• **Text block**:
Transformative heat health lessons
The R4I Opportunities Fund project leaders hosted the panel, “How can City-Level Heat Health Action Plans (HAPs) Build Local Resilience to Heatwave Risks? It was held alongside technical experts and partners working on urban heat health including:
- Grace O’Donovan: Senior Project Manager, SouthSouthNorth CLARE R4I Hub, South Africa
- Bedoshruti Sadukhan – Associate Director at International Council for Local Environmental Initiatives (ICLEI South Asia), India
- Patricia Nying’uro – Principal Meteorologist, Kenya Meteorological Department, Kenya
- Roop Singh – Head of Urban and Attribution, Red Cross Red Crescent Climate Centre, United States (online)
This session showcased transformative heat health lessons shared between experts in Rajkot, India and Nairobi, Kenya. Illustrating this was a powerful video from a peer learning exchange held in May 2025, which showcased key moments where government officials from Nairobi visited Rajkot to gain deeper insights around lessons learned in India on urban heat health prevention measures.
The video also showed Nairobi’s officials and scientific experts as they took initial steps toward building infrastructure for a locally grounded HAP that would follow in the footsteps of Rajkot’s success.
“We’ve been in Rajkot to understand how they developed their heat action plan, how they’ve designed the early warning system, what is working for them, and how they’ve overcome the challenges, and how we can borrow from those experiences to design ours at home,” said Joyce Kimutai, from the Kenya Meteorological Services and World Weather Attribution.

Enhancing urban resilience
Kimutai and Patricia Nying’uro, from the Kenya Meteorological Services, are both authors on a groundbreaking study that was the first to identify and assess heatwave impacts and thresholds in three Kenyan cities: Nairobi, Kisumu, and Mombasa.
Its results show positive associations between high temperatures and hospital admissions across the three cities, drawing attention to the need for health practitioners to be prepared for an influx of patients during high-temperature periods. To support that, the research suggests issuing health alert warnings for each city.
“Warnings alone will not save lives however, they need to be embedded in heat action plans enabling administration and population to act on these warnings,” they say.
Identifying this evidence as essential for driving research into action, the CLARE R4I Opportunities Fund provided support for Kimutai and Patricia Nying’uro to enhance their HAP development efforts with Rajkot’s learnings.
“This collaboration highlights how innovative solutions from city-to-city knowledge exchanges can enhance urban resilience against climate-related heat health hazards,” said Grace O’Donovan, Senior Project Manager for the CLARE R4I Hub at SouthSouthNorth for the CLARE R4I Hub.

Global adaption action
A new adaptation report from the UN Environment Programme (UNEP), released ahead of the annual global climate conference COP30, highlights the importance of effective global adaptation action.
“The smart choice is to invest in adaptation now – to minimize loss of life, to soften damage to infrastructure and, ultimately, to protect economies from the stronger climate impacts that are approaching over the horizon,” UNEP Executive Director Inger Andersen, said in the report.
With rising temperatures, heatwaves expected to become more frequent and severe, their effects will impact populations worldwide. Studies show that temperatures above 30°C are linked to greater hospital admissions and deaths.
Despite this evidence, heat events and health impacts are often underreported, and many countries are not equipped to deal with worsening heat, particularly in the Global South.
The CLARE R4I Opportunities Fund-supported heat health exchange between Rajkot and Nairobi demonstrates the importance of adopting effective and sustainable adaptive strategies, and how inclusive planning, cross-city collaboration, and climate-smart solutions can drive healthier and more resilient futures in a warming world.

• **Activity A**: Summarize the heat health text in two sentences.
• **Activity B**: According to the heat health text, which three Kenyan cities did the heatwave impacts study assess?

[Page layout parsing data]
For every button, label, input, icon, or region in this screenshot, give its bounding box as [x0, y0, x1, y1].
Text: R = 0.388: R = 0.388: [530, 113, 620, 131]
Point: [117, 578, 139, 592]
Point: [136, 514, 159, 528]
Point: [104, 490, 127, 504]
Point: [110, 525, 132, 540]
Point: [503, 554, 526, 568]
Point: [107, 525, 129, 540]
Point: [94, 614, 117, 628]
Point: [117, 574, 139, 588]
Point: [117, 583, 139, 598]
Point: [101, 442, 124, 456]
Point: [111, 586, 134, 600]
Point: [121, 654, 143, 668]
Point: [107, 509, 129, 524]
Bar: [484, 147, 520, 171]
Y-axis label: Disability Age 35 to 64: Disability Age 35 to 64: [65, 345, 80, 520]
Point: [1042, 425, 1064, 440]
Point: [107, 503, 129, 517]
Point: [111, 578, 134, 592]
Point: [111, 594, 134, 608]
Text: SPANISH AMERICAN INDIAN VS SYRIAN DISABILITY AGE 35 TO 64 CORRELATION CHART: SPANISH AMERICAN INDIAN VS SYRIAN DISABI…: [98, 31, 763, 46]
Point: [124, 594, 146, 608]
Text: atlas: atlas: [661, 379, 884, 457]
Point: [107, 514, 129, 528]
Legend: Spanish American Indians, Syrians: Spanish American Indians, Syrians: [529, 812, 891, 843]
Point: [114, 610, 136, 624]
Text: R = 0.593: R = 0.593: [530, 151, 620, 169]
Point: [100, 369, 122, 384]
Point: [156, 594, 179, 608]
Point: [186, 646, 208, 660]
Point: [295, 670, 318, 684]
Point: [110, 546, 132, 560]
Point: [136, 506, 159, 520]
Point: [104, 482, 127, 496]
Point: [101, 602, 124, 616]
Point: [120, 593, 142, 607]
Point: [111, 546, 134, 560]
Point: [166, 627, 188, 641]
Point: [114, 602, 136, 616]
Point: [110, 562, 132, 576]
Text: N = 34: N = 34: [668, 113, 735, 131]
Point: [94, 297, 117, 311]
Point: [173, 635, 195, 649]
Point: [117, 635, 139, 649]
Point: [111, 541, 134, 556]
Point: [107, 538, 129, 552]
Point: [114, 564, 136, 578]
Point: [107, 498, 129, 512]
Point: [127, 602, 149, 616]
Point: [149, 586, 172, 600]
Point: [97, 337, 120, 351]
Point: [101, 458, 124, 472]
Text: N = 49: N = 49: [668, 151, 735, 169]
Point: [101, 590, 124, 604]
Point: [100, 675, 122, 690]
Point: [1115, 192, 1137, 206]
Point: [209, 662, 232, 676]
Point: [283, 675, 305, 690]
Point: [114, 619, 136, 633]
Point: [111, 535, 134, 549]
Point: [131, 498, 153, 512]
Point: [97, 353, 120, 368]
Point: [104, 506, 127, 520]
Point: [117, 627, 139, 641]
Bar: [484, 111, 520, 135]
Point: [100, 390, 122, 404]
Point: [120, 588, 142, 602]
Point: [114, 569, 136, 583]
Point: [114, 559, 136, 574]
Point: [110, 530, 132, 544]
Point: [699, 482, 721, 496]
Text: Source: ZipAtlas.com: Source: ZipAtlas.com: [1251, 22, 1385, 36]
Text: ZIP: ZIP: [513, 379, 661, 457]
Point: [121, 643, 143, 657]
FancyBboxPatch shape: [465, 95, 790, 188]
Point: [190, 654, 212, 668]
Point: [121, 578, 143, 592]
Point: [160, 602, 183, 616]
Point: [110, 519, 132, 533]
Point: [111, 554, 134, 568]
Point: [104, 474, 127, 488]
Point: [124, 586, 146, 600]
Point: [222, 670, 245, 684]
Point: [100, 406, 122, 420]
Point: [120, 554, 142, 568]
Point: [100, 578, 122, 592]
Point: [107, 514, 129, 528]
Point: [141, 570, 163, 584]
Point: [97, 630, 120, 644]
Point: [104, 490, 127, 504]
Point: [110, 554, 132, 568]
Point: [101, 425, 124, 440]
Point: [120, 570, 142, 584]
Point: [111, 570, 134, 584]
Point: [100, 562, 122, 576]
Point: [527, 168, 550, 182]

• **Task solution A**: A panel hosted by R4I Opportunities Fund project leaders showcased heat health lessons shared between Rajkot, India and Nairobi, Kenya, including a May 2025 peer learning exchange in which Nairobi government officials visited Rajkot to learn about urban heat health prevention. The CLARE R4I Opportunities Fund supported Kenya Meteorological Services researchers, whose study linked high temperatures to hospital admissions in Nairobi, Kisumu, and Mombasa, to enhance their heat action plan development with Rajkot's learnings, an exchange the text says shows how cross-city collaboration can drive healthier and more resilient futures in a warming world.

• **Task solution B**: Nairobi, Kisumu, and Mombasa.